> Given request
Below are some entries. Output each one exactly as it appears.
━━━━━ Data listing ━━━━━
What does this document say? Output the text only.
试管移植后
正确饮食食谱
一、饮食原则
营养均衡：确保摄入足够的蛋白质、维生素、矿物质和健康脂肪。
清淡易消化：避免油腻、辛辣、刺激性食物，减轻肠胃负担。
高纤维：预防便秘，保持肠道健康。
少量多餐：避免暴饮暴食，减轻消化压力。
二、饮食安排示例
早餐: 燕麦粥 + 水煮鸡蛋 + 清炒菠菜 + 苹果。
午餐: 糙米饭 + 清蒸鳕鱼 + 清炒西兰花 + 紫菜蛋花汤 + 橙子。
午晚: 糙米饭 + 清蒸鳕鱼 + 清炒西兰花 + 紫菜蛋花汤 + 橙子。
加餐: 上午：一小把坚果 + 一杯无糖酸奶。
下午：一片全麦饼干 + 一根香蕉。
━━━━━
> Written answer
What does this document say? Output the text only.
试管移植后
正确饮食食谱
一、饮食原则
营养均衡：确保摄入足够的蛋白质、维生素、矿物质和健康脂肪。
清淡易消化：避免油腻、辛辣、刺激性食物，减轻肠胃负担。
高纤维：预防便秘，保持肠道健康。
少量多餐：避免暴饮暴食，减轻消化压力。
二、饮食安排示例
早餐: 燕麦粥 + 水煮鸡蛋 + 清炒菠菜 + 苹果。
午餐: 糙米饭 + 清蒸鳕鱼 + 清炒西兰花 + 紫菜蛋花汤 + 橙子。
午晚: 糙米饭 + 清蒸鳕鱼 + 清炒西兰花 + 紫菜蛋花汤 + 橙子。
加餐: 上午：一小把坚果 + 一杯无糖酸奶。
下午：一片全麦饼干 + 一根香蕉。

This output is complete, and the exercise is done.